— Job —
Gather every line from the entries below that includes "debe".

— Supplied records —
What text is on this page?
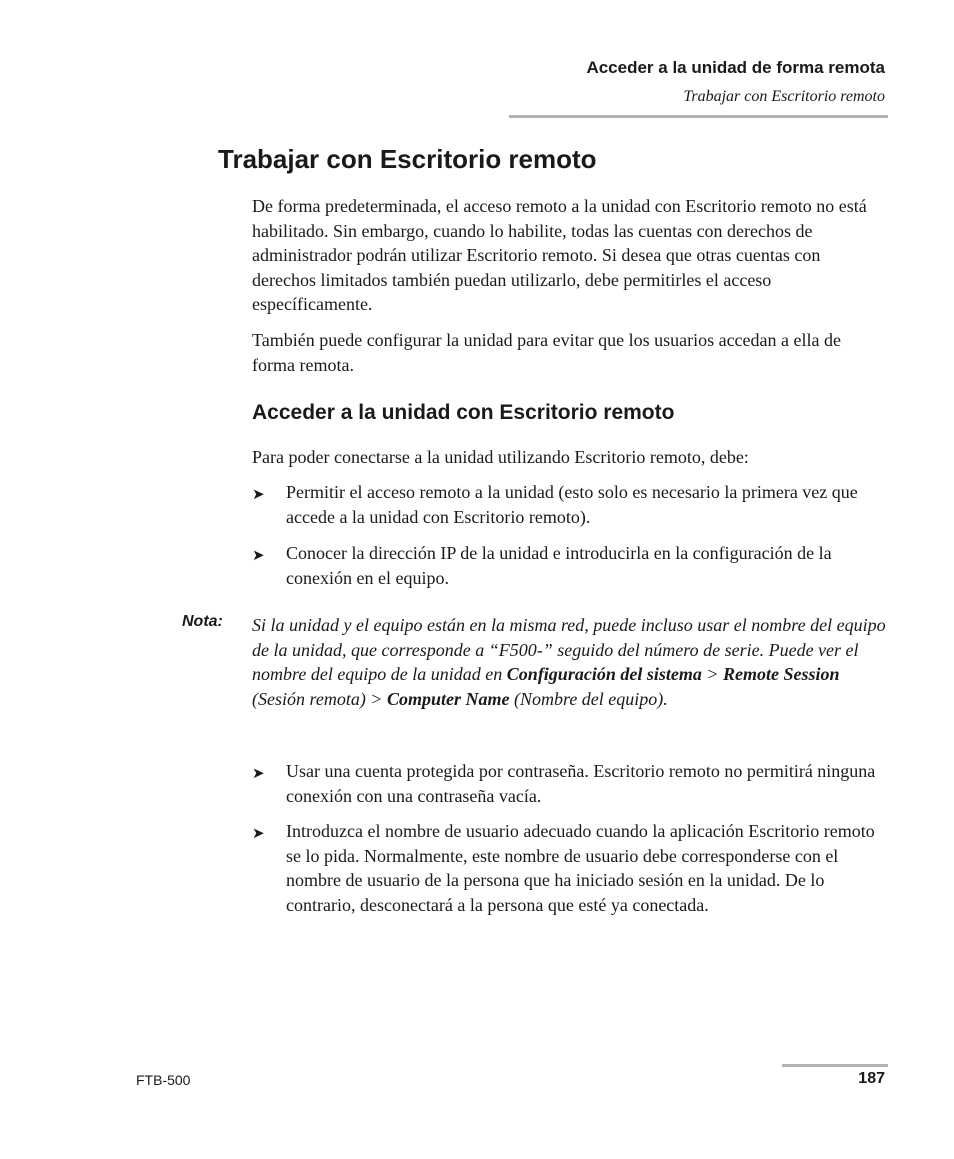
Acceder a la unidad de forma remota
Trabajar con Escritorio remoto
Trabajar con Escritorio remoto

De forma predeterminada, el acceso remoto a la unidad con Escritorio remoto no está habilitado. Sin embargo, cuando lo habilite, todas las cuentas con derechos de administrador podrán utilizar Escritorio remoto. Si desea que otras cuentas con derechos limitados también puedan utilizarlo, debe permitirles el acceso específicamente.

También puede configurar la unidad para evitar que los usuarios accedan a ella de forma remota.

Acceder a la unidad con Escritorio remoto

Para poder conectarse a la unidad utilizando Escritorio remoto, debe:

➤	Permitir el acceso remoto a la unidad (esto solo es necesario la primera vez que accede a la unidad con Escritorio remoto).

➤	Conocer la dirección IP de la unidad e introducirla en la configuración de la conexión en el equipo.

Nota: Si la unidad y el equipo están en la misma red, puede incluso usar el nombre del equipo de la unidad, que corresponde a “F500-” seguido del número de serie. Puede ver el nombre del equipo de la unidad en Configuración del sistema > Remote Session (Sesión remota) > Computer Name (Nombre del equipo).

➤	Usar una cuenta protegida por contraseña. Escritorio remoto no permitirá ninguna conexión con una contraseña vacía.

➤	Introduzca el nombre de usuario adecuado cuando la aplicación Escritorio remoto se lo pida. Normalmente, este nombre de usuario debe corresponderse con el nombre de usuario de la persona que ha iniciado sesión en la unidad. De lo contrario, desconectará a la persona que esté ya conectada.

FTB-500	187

— Expected output —
De forma predeterminada, el acceso remoto a la unidad con Escritorio remoto no está habilitado. Sin embargo, cuando lo habilite, todas las cuentas con derechos de administrador podrán utilizar Escritorio remoto. Si desea que otras cuentas con derechos limitados también puedan utilizarlo, debe permitirles el acceso específicamente.
Para poder conectarse a la unidad utilizando Escritorio remoto, debe:
➤	Introduzca el nombre de usuario adecuado cuando la aplicación Escritorio remoto se lo pida. Normalmente, este nombre de usuario debe corresponderse con el nombre de usuario de la persona que ha iniciado sesión en la unidad. De lo contrario, desconectará a la persona que esté ya conectada.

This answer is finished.